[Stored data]
==================================================

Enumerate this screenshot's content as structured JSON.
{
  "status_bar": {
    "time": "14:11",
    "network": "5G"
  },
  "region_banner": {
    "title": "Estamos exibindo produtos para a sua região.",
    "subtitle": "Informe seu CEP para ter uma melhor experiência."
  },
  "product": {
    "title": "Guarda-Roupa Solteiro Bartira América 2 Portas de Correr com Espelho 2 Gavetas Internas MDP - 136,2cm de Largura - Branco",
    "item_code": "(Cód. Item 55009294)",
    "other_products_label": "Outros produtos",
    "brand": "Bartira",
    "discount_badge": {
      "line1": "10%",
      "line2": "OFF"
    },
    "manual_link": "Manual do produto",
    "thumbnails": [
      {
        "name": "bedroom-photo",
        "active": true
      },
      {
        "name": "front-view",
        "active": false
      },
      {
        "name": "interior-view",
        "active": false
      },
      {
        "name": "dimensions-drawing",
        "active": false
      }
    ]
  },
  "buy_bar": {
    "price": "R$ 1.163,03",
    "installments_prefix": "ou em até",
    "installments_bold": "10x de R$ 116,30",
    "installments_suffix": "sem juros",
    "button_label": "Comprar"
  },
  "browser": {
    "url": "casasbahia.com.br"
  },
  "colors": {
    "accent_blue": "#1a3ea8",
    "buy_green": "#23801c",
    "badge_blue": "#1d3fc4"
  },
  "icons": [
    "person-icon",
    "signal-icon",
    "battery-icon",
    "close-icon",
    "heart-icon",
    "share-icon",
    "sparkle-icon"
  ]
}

==================================================

▸ **EXERCISE GOAL**: Extract all of the data shown above without alteration.

▸ **THE RESULT**:
Enumerate this screenshot's content as structured JSON.
{
  "status_bar": {
    "time": "14:11",
    "network": "5G"
  },
  "region_banner": {
    "title": "Estamos exibindo produtos para a sua região.",
    "subtitle": "Informe seu CEP para ter uma melhor experiência."
  },
  "product": {
    "title": "Guarda-Roupa Solteiro Bartira América 2 Portas de Correr com Espelho 2 Gavetas Internas MDP - 136,2cm de Largura - Branco",
    "item_code": "(Cód. Item 55009294)",
    "other_products_label": "Outros produtos",
    "brand": "Bartira",
    "discount_badge": {
      "line1": "10%",
      "line2": "OFF"
    },
    "manual_link": "Manual do produto",
    "thumbnails": [
      {
        "name": "bedroom-photo",
        "active": true
      },
      {
        "name": "front-view",
        "active": false
      },
      {
        "name": "interior-view",
        "active": false
      },
      {
        "name": "dimensions-drawing",
        "active": false
      }
    ]
  },
  "buy_bar": {
    "price": "R$ 1.163,03",
    "installments_prefix": "ou em até",
    "installments_bold": "10x de R$ 116,30",
    "installments_suffix": "sem juros",
    "button_label": "Comprar"
  },
  "browser": {
    "url": "casasbahia.com.br"
  },
  "colors": {
    "accent_blue": "#1a3ea8",
    "buy_green": "#23801c",
    "badge_blue": "#1d3fc4"
  },
  "icons": [
    "person-icon",
    "signal-icon",
    "battery-icon",
    "close-icon",
    "heart-icon",
    "share-icon",
    "sparkle-icon"
  ]
}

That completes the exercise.